→ **Task**
Among the lines below, how many carry the string "name"? Reply with a number and nothing else.

(A block of data)

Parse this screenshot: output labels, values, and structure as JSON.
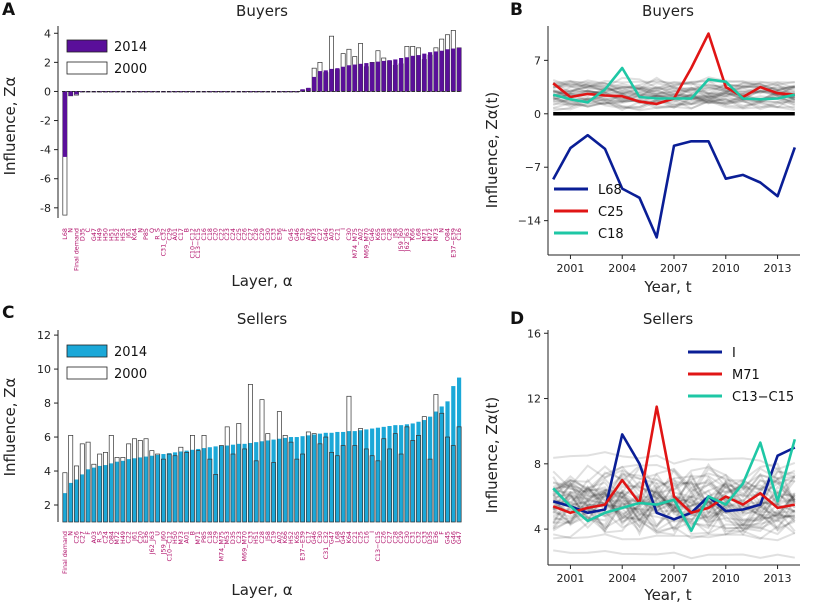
{
  "chart_data": [
    {
      "id": "A",
      "panel_label": "A",
      "type": "bar",
      "title": "Buyers",
      "xlabel": "Layer, α",
      "ylabel": "Influence, Zα",
      "ylim": [
        -8.7,
        4.5
      ],
      "yticks": [
        -8,
        -6,
        -4,
        -2,
        0,
        2,
        4
      ],
      "legend_position": "top-left",
      "colors": {
        "y2014": "#5a0f9a",
        "y2000": "#ffffff"
      },
      "series": [
        {
          "name": "2014",
          "values": [
            -4.5,
            -0.3,
            -0.2,
            -0.03,
            -0.03,
            -0.03,
            -0.03,
            -0.03,
            -0.03,
            -0.03,
            -0.03,
            -0.03,
            -0.03,
            -0.03,
            -0.03,
            -0.03,
            -0.03,
            -0.03,
            -0.03,
            -0.03,
            -0.03,
            -0.03,
            -0.03,
            -0.03,
            -0.03,
            -0.03,
            -0.03,
            -0.03,
            -0.03,
            -0.03,
            -0.03,
            -0.03,
            -0.03,
            -0.03,
            -0.03,
            -0.03,
            -0.03,
            -0.03,
            -0.03,
            -0.03,
            -0.03,
            0.15,
            0.25,
            1.0,
            1.4,
            1.45,
            1.55,
            1.6,
            1.7,
            1.8,
            1.85,
            1.9,
            1.95,
            2.0,
            2.05,
            2.1,
            2.15,
            2.2,
            2.3,
            2.35,
            2.45,
            2.5,
            2.6,
            2.7,
            2.75,
            2.8,
            2.9,
            2.95,
            3.0
          ]
        },
        {
          "name": "2000",
          "values": [
            -8.5,
            -0.3,
            -0.25,
            -0.03,
            -0.03,
            -0.03,
            -0.03,
            -0.03,
            -0.03,
            -0.03,
            -0.03,
            -0.03,
            -0.03,
            -0.03,
            -0.03,
            -0.03,
            -0.03,
            -0.03,
            -0.03,
            -0.03,
            -0.03,
            -0.03,
            -0.03,
            -0.03,
            -0.03,
            -0.03,
            -0.03,
            -0.03,
            -0.03,
            -0.03,
            -0.03,
            -0.03,
            -0.03,
            -0.03,
            -0.03,
            -0.03,
            -0.03,
            -0.03,
            -0.03,
            -0.03,
            -0.03,
            0.1,
            0.2,
            1.6,
            2.0,
            1.3,
            3.8,
            1.5,
            2.6,
            2.9,
            2.4,
            3.3,
            1.7,
            2.0,
            2.8,
            2.3,
            2.1,
            1.8,
            1.9,
            3.1,
            3.1,
            3.0,
            2.2,
            2.5,
            3.0,
            3.6,
            3.9,
            4.2,
            3.0
          ]
        }
      ],
      "tick_labels": [
        "L68",
        "N",
        "Final demand",
        "D35",
        "C",
        "G47",
        "H49",
        "H50",
        "H51",
        "H52",
        "H53",
        "J61",
        "K64",
        "N",
        "P85",
        "Q",
        "R_S",
        "C31_C32",
        "C29",
        "A01",
        "C17",
        "B",
        "C10−C12",
        "C13−C15",
        "C16",
        "C18",
        "C20",
        "C22",
        "C23",
        "C24",
        "C25",
        "C26",
        "C27",
        "C28",
        "C29",
        "C30",
        "C33",
        "E36",
        "F",
        "G45",
        "G46",
        "C19",
        "A02",
        "M73",
        "C27",
        "G46",
        "A03",
        "C21",
        "I",
        "C30",
        "M74_M75",
        "A02",
        "M69_M70",
        "G46",
        "K65",
        "C18",
        "C28",
        "J58",
        "J59_J60",
        "J62_J63",
        "K66",
        "L68",
        "M71",
        "M72",
        "M73",
        "N",
        "O84",
        "E37−E39",
        "C16"
      ]
    },
    {
      "id": "B",
      "panel_label": "B",
      "type": "line",
      "title": "Buyers",
      "xlabel": "Year, t",
      "ylabel": "Influence, Zα(t)",
      "x": [
        2000,
        2001,
        2002,
        2003,
        2004,
        2005,
        2006,
        2007,
        2008,
        2009,
        2010,
        2011,
        2012,
        2013,
        2014
      ],
      "xticks": [
        2001,
        2004,
        2007,
        2010,
        2013
      ],
      "yticks": [
        7,
        0,
        -7,
        -14
      ],
      "ylim": [
        -18.5,
        11.5
      ],
      "legend_position": "bottom-left",
      "series": [
        {
          "name": "L68",
          "color": "#0a1e96",
          "values": [
            -8.6,
            -4.5,
            -2.8,
            -4.6,
            -9.8,
            -11.0,
            -16.2,
            -4.2,
            -3.6,
            -3.6,
            -8.5,
            -8.0,
            -9.0,
            -10.8,
            -4.4
          ]
        },
        {
          "name": "C25",
          "color": "#e01515",
          "values": [
            4.0,
            2.2,
            2.6,
            2.4,
            2.3,
            1.6,
            1.3,
            2.0,
            6.0,
            10.5,
            3.5,
            2.2,
            3.5,
            2.7,
            2.5
          ]
        },
        {
          "name": "C18",
          "color": "#1ec7a5",
          "values": [
            2.5,
            1.9,
            1.5,
            3.2,
            6.0,
            2.2,
            2.0,
            2.0,
            2.0,
            4.5,
            4.2,
            2.0,
            1.9,
            2.0,
            2.5
          ]
        }
      ]
    },
    {
      "id": "C",
      "panel_label": "C",
      "type": "bar",
      "title": "Sellers",
      "xlabel": "Layer, α",
      "ylabel": "Influence, Zα",
      "ylim": [
        1,
        12.3
      ],
      "yticks": [
        2,
        4,
        6,
        8,
        10,
        12
      ],
      "legend_position": "top-left",
      "colors": {
        "y2014": "#1ba8d8",
        "y2000": "#ffffff"
      },
      "series": [
        {
          "name": "2014",
          "values": [
            2.7,
            3.3,
            3.5,
            3.8,
            4.1,
            4.2,
            4.3,
            4.35,
            4.45,
            4.55,
            4.6,
            4.7,
            4.75,
            4.8,
            4.85,
            4.9,
            4.95,
            5.0,
            5.05,
            5.1,
            5.15,
            5.2,
            5.25,
            5.3,
            5.35,
            5.4,
            5.45,
            5.5,
            5.5,
            5.55,
            5.6,
            5.6,
            5.65,
            5.7,
            5.75,
            5.8,
            5.85,
            5.9,
            5.95,
            6.0,
            6.0,
            6.05,
            6.1,
            6.15,
            6.2,
            6.25,
            6.25,
            6.3,
            6.3,
            6.35,
            6.35,
            6.4,
            6.45,
            6.5,
            6.55,
            6.6,
            6.65,
            6.7,
            6.7,
            6.75,
            6.8,
            6.9,
            7.0,
            7.2,
            7.5,
            7.8,
            8.1,
            9.0,
            9.5
          ]
        },
        {
          "name": "2000",
          "values": [
            3.9,
            6.1,
            4.3,
            5.6,
            5.7,
            4.4,
            5.0,
            5.1,
            6.1,
            4.8,
            4.8,
            5.6,
            5.9,
            5.8,
            5.9,
            5.2,
            5.0,
            4.7,
            5.0,
            4.9,
            5.4,
            5.1,
            6.1,
            5.2,
            6.1,
            4.7,
            3.8,
            5.5,
            6.6,
            5.0,
            6.8,
            5.3,
            9.1,
            4.6,
            8.2,
            6.2,
            4.5,
            7.5,
            6.1,
            5.7,
            4.7,
            5.0,
            6.3,
            6.2,
            5.6,
            6.0,
            5.1,
            4.9,
            5.5,
            8.4,
            5.5,
            6.5,
            5.3,
            4.9,
            4.6,
            5.9,
            5.3,
            6.2,
            5.0,
            6.6,
            5.8,
            6.1,
            7.2,
            4.7,
            8.5,
            7.4,
            6.0,
            5.5,
            6.6
          ]
        }
      ],
      "tick_labels": [
        "Final demand",
        "N",
        "C26",
        "C27",
        "F",
        "A03",
        "R_S",
        "C24",
        "O84",
        "M72",
        "H49",
        "C22",
        "J61",
        "C20",
        "E36",
        "J62_J63",
        "U",
        "J59_J60",
        "C10−C12",
        "H50",
        "M73",
        "A01",
        "B",
        "M71",
        "P85",
        "C18",
        "C29",
        "M74_M75",
        "M53",
        "D35",
        "C23",
        "M69_M70",
        "C33",
        "H51",
        "C28",
        "J58",
        "C19",
        "A02",
        "K66",
        "H52",
        "K65",
        "E37−E39",
        "C17",
        "G46",
        "C30",
        "C31_C32",
        "G47",
        "L68",
        "G45",
        "K64",
        "C21",
        "C25",
        "C16",
        "I",
        "C13−C15",
        "C26",
        "C27",
        "C28",
        "C29",
        "C30",
        "C31",
        "C32",
        "C33",
        "D35",
        "E36",
        "F",
        "G45",
        "G46",
        "G47"
      ]
    },
    {
      "id": "D",
      "panel_label": "D",
      "type": "line",
      "title": "Sellers",
      "xlabel": "Year, t",
      "ylabel": "Influence, Zα(t)",
      "x": [
        2000,
        2001,
        2002,
        2003,
        2004,
        2005,
        2006,
        2007,
        2008,
        2009,
        2010,
        2011,
        2012,
        2013,
        2014
      ],
      "xticks": [
        2001,
        2004,
        2007,
        2010,
        2013
      ],
      "yticks": [
        4,
        8,
        12,
        16
      ],
      "ylim": [
        1.8,
        16.2
      ],
      "legend_position": "top-right",
      "series": [
        {
          "name": "I",
          "color": "#0a1e96",
          "values": [
            5.7,
            5.4,
            5.0,
            5.2,
            9.8,
            8.0,
            5.0,
            4.6,
            5.0,
            6.0,
            5.1,
            5.2,
            5.5,
            8.5,
            9.0
          ]
        },
        {
          "name": "M71",
          "color": "#e01515",
          "values": [
            5.4,
            5.0,
            5.3,
            5.5,
            7.0,
            5.6,
            11.5,
            6.0,
            5.0,
            5.3,
            6.0,
            5.5,
            6.2,
            5.3,
            5.5
          ]
        },
        {
          "name": "C13−C15",
          "color": "#1ec7a5",
          "values": [
            6.5,
            5.4,
            4.5,
            5.0,
            5.3,
            5.6,
            5.5,
            5.8,
            3.9,
            6.0,
            5.5,
            6.8,
            9.3,
            5.7,
            9.5
          ]
        }
      ]
    }
  ]
}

→ **Right answer**
10